── Input rows

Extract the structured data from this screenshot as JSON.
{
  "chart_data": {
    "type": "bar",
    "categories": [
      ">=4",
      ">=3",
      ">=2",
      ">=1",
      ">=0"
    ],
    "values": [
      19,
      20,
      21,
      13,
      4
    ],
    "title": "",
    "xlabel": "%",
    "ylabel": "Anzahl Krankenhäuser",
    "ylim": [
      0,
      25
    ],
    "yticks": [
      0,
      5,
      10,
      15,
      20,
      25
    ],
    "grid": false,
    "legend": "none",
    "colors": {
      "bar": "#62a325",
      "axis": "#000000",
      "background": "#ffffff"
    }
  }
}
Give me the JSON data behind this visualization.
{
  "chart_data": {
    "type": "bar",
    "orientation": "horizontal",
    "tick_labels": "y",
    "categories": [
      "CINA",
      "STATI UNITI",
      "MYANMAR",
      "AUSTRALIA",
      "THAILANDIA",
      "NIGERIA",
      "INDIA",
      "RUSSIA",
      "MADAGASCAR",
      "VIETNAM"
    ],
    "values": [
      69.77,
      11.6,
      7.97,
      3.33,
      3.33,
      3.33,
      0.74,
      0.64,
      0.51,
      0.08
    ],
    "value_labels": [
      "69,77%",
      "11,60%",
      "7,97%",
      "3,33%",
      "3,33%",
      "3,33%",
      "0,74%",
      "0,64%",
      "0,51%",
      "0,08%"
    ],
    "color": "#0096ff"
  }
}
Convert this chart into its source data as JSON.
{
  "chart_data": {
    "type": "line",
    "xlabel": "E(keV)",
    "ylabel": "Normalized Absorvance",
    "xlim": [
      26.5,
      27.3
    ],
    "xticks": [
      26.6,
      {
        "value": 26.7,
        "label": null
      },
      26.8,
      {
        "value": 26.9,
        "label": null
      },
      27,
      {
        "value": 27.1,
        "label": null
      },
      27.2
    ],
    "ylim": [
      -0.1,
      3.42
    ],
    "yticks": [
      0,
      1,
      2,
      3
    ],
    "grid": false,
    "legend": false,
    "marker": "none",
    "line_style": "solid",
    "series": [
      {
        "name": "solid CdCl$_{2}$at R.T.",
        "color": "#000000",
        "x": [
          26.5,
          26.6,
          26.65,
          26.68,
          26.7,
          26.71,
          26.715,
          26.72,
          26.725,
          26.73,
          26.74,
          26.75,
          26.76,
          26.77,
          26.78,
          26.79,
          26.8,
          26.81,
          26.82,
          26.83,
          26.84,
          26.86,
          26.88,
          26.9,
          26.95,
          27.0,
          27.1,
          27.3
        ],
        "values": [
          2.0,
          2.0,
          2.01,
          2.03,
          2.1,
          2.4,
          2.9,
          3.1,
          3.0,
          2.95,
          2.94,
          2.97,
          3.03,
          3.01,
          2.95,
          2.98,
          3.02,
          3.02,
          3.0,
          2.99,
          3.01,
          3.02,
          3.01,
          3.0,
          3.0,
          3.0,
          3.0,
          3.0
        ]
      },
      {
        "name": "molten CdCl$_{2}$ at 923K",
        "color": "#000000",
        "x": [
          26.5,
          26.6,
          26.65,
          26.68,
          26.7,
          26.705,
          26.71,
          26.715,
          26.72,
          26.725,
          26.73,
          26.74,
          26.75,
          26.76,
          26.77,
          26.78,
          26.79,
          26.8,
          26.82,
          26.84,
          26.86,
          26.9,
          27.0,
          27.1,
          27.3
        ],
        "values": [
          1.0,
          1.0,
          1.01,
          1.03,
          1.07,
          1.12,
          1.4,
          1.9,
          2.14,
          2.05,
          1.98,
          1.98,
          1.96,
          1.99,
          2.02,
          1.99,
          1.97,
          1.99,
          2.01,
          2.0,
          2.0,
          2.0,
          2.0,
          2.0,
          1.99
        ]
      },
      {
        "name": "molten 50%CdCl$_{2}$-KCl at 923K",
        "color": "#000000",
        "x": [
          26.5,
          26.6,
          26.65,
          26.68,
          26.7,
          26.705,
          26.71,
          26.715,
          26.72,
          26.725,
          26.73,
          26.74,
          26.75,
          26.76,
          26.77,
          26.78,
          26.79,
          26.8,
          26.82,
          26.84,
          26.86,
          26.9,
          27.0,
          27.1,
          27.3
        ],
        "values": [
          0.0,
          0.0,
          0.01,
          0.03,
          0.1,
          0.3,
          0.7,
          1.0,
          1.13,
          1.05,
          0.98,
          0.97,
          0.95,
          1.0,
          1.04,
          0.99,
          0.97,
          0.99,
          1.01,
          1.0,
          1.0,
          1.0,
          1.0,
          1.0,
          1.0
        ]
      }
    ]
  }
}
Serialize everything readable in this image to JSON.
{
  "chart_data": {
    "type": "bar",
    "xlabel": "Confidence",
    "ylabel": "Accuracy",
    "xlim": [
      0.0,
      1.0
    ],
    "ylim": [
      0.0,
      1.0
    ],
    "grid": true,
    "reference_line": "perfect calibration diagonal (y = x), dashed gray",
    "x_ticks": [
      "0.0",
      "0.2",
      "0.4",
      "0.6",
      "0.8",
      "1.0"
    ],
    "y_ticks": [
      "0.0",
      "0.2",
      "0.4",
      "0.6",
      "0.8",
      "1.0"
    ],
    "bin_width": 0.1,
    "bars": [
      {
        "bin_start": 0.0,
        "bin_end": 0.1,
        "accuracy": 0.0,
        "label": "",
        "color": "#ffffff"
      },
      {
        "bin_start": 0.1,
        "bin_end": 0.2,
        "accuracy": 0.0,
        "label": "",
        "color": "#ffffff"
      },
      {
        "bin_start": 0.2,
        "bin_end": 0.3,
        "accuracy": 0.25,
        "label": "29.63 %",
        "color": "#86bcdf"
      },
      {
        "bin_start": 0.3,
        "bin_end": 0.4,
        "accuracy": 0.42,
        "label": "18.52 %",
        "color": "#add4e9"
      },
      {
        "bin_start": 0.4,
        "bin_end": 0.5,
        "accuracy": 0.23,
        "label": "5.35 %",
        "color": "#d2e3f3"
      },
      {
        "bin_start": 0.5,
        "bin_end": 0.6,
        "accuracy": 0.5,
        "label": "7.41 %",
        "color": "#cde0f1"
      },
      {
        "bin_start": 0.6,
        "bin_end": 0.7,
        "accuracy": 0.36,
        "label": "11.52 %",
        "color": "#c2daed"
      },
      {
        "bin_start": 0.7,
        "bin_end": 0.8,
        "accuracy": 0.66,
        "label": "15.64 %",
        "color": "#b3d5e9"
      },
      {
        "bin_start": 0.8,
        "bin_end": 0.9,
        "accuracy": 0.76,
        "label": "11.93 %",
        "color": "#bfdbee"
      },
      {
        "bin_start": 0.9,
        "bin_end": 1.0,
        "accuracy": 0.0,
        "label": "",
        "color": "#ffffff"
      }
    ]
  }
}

────

In the data above, how many lines contain the string "name"? Answer with the number only.

● Response: 3